---- Given data
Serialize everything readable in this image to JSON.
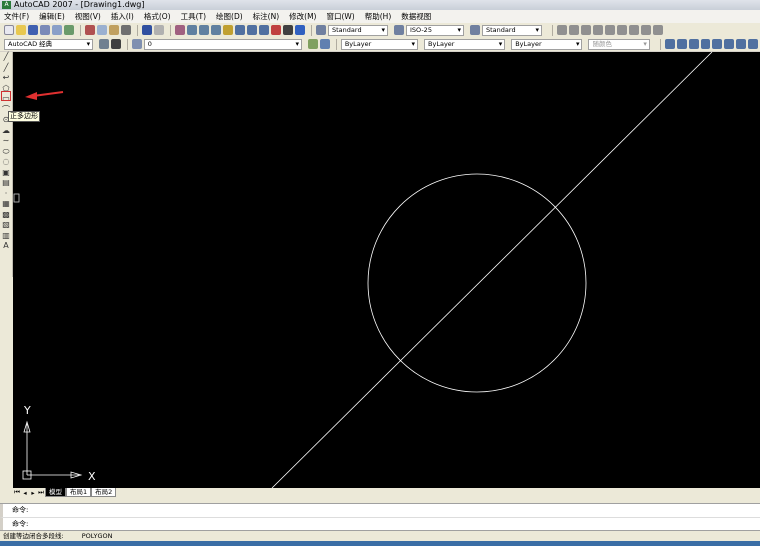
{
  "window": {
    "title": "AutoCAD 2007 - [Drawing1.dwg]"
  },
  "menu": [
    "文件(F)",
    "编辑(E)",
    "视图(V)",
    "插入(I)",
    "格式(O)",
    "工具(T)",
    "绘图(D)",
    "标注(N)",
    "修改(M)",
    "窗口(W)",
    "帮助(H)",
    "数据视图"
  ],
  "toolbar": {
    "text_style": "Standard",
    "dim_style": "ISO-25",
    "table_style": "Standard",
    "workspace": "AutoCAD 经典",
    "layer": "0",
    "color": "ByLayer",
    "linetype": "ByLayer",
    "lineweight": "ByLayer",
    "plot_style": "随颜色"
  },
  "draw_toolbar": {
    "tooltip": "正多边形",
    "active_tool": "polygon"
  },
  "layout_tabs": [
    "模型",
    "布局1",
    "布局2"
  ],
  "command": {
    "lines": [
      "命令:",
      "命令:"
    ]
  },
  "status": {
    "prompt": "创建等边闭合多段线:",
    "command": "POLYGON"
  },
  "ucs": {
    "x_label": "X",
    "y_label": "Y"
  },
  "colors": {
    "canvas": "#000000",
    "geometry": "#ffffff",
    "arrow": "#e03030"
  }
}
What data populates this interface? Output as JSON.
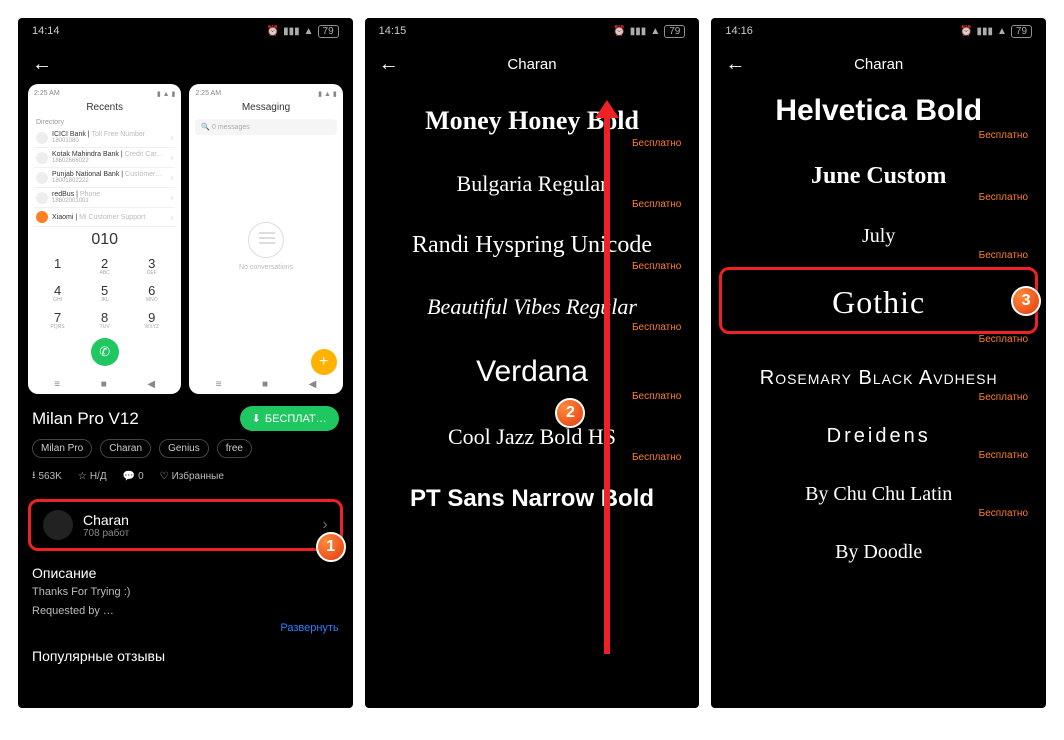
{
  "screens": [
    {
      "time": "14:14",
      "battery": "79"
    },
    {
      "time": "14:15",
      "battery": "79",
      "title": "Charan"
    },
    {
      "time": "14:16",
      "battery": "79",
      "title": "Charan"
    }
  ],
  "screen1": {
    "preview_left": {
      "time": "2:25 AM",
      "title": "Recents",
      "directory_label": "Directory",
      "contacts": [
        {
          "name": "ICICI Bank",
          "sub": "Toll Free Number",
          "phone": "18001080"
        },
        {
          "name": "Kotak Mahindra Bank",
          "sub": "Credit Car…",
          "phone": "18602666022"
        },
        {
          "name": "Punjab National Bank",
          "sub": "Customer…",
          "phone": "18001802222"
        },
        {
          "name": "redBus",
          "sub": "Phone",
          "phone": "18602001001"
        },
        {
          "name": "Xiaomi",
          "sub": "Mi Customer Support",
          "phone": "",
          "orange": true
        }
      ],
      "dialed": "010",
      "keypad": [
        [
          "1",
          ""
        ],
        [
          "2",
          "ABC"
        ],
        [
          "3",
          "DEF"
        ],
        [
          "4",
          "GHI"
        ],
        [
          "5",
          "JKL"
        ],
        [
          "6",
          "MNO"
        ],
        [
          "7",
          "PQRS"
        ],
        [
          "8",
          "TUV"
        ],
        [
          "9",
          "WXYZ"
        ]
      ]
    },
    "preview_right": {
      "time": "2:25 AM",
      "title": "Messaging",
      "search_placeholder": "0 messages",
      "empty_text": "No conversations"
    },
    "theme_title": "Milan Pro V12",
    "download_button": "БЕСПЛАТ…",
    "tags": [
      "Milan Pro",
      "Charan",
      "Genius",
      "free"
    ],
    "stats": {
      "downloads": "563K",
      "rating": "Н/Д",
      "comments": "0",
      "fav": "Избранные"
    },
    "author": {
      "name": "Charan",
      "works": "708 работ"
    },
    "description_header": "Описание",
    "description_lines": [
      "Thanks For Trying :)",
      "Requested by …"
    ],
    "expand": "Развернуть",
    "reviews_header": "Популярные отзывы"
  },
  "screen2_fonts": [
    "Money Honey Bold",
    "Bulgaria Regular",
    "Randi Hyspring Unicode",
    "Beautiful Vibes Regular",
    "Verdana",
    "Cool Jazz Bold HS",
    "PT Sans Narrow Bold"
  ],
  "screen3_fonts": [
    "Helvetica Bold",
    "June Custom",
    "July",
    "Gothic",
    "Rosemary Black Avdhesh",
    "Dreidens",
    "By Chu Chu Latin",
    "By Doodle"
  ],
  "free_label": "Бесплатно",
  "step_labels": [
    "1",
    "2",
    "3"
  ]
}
--------
Directions => Using the records above, select and copy every line that has the word "Regular".

Final result =>
    "Bulgaria Regular",
    "Beautiful Vibes Regular",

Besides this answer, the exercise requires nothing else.